### Direction
Seek out every line containing the word "caption", and copy each.

### Listed records
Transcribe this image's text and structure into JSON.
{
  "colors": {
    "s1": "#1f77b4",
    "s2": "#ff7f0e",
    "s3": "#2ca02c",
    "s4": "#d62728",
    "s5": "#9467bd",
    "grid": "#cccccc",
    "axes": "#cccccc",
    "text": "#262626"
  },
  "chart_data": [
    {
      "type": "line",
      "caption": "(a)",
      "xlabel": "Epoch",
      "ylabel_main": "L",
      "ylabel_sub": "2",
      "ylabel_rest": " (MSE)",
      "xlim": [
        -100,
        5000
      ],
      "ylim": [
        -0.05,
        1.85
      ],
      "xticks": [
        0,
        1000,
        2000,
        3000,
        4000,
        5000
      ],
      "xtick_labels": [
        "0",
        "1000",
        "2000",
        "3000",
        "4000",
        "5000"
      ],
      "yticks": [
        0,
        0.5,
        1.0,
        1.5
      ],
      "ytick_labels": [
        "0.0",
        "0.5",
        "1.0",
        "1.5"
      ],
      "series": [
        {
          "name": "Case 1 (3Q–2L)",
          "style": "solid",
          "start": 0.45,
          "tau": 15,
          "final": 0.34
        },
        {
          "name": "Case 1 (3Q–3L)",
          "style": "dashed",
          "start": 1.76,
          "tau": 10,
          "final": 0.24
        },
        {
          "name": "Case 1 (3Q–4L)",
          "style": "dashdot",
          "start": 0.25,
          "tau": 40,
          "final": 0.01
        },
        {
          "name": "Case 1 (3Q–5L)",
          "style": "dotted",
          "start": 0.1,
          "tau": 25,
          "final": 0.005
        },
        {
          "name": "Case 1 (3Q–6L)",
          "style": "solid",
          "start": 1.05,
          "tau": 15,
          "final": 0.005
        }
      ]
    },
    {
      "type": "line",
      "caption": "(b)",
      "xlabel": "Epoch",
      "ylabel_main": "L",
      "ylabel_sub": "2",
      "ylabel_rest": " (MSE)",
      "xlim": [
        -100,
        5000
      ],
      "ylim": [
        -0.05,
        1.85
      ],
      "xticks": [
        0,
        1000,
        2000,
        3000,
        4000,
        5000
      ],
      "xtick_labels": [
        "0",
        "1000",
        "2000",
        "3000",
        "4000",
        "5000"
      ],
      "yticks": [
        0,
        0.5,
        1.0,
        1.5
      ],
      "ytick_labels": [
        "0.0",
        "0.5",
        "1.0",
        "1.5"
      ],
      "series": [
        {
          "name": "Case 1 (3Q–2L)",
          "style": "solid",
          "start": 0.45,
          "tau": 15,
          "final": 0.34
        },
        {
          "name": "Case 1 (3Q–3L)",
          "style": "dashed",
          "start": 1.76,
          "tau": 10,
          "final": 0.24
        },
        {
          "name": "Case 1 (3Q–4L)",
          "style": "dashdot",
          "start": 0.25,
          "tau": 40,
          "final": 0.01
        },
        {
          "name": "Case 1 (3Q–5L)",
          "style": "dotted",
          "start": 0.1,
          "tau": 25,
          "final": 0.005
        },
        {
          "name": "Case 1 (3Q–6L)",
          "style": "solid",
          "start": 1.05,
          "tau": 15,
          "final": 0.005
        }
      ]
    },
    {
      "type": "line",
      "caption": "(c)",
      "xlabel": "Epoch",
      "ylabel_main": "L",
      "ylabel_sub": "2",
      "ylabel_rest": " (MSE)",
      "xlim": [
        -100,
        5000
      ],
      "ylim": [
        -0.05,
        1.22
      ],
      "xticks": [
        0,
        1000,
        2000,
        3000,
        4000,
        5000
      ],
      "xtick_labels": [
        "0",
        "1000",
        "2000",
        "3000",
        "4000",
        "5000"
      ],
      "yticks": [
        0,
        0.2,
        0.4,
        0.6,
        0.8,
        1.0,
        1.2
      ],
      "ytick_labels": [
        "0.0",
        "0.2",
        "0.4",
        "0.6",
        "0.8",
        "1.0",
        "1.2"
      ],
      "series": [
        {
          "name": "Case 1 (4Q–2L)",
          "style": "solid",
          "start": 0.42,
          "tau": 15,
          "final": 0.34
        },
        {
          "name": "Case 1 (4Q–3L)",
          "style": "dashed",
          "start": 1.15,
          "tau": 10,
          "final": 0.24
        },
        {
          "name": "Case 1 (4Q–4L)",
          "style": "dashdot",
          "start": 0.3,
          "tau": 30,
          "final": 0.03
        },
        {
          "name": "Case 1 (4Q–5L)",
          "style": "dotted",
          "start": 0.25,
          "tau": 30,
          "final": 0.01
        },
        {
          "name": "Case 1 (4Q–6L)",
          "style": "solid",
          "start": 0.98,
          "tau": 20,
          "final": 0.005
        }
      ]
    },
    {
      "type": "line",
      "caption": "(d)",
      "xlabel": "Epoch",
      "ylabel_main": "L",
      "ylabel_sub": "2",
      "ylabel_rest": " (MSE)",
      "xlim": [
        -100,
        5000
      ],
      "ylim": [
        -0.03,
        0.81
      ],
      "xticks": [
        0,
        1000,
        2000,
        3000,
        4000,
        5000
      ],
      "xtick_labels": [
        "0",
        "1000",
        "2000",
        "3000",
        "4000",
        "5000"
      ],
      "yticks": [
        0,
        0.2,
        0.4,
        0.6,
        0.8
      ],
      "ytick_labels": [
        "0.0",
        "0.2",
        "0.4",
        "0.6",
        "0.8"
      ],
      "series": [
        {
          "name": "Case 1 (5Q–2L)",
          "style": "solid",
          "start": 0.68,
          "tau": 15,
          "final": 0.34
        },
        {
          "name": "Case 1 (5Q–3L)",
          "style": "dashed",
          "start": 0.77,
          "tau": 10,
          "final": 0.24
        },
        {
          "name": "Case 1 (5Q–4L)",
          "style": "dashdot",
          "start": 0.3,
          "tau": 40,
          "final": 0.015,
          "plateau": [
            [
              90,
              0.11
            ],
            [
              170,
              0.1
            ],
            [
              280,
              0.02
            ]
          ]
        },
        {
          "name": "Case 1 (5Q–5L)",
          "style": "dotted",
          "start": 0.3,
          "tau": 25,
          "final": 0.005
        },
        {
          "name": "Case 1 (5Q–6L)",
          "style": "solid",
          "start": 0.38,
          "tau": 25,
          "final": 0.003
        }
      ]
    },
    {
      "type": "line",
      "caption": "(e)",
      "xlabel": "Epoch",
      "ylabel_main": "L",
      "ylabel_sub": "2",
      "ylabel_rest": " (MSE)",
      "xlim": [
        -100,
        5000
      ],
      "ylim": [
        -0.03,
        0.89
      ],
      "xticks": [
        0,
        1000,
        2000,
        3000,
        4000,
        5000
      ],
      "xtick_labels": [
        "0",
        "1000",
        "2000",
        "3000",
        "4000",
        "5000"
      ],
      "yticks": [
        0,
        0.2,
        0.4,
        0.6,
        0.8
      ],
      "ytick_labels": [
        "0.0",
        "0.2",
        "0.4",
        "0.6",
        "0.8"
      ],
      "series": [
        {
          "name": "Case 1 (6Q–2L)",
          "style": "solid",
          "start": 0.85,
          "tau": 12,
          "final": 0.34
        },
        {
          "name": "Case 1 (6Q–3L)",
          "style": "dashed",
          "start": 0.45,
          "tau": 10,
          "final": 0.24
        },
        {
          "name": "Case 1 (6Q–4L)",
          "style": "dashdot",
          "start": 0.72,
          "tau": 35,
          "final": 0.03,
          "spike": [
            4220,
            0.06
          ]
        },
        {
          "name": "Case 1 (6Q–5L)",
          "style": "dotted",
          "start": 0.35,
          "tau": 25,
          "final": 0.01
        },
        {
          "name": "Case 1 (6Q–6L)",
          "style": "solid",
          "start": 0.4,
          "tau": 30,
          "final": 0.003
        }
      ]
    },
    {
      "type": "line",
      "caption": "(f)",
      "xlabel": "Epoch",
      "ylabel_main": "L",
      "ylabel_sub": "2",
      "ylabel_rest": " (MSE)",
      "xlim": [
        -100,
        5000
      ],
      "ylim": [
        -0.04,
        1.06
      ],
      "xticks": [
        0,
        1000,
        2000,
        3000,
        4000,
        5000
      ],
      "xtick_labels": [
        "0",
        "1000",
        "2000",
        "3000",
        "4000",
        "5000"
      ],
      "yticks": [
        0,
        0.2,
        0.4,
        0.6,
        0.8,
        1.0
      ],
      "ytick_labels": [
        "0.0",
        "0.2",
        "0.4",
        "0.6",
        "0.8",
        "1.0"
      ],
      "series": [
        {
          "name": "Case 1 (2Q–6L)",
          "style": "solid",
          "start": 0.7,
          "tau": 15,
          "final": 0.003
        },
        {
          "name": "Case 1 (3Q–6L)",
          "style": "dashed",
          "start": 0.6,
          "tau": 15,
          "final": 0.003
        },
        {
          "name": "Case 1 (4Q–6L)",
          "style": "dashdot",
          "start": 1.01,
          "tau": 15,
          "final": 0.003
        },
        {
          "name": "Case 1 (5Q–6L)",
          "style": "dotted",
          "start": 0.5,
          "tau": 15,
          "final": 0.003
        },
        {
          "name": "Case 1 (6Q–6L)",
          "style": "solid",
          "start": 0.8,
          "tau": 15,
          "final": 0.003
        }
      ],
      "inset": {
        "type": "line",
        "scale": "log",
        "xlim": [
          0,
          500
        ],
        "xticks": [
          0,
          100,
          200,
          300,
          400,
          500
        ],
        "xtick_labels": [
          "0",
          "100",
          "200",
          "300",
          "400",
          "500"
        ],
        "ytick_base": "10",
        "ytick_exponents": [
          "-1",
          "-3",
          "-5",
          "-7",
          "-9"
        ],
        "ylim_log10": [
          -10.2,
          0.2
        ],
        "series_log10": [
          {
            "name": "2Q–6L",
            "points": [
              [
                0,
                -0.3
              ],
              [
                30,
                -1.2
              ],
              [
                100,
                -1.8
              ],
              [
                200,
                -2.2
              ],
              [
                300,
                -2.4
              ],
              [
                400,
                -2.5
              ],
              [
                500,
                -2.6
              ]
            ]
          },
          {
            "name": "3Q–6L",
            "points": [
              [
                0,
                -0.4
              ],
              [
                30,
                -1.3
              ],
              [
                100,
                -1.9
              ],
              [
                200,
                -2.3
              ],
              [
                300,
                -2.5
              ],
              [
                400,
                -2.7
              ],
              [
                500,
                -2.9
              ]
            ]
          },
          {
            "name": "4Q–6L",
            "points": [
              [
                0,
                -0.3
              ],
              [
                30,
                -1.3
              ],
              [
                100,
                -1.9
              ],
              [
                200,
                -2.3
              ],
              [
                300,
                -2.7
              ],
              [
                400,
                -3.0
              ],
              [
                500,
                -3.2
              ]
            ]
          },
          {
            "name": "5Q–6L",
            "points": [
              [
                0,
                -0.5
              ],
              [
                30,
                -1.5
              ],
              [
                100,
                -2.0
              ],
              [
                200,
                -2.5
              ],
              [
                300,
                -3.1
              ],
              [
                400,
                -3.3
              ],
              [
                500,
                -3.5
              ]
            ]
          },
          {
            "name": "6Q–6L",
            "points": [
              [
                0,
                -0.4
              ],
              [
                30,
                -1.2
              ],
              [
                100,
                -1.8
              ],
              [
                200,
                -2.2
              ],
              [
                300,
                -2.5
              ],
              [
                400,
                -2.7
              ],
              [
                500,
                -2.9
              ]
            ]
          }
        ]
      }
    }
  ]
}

### Complete answer
      "caption": "(a)",
      "caption": "(b)",
      "caption": "(c)",
      "caption": "(d)",
      "caption": "(e)",
      "caption": "(f)",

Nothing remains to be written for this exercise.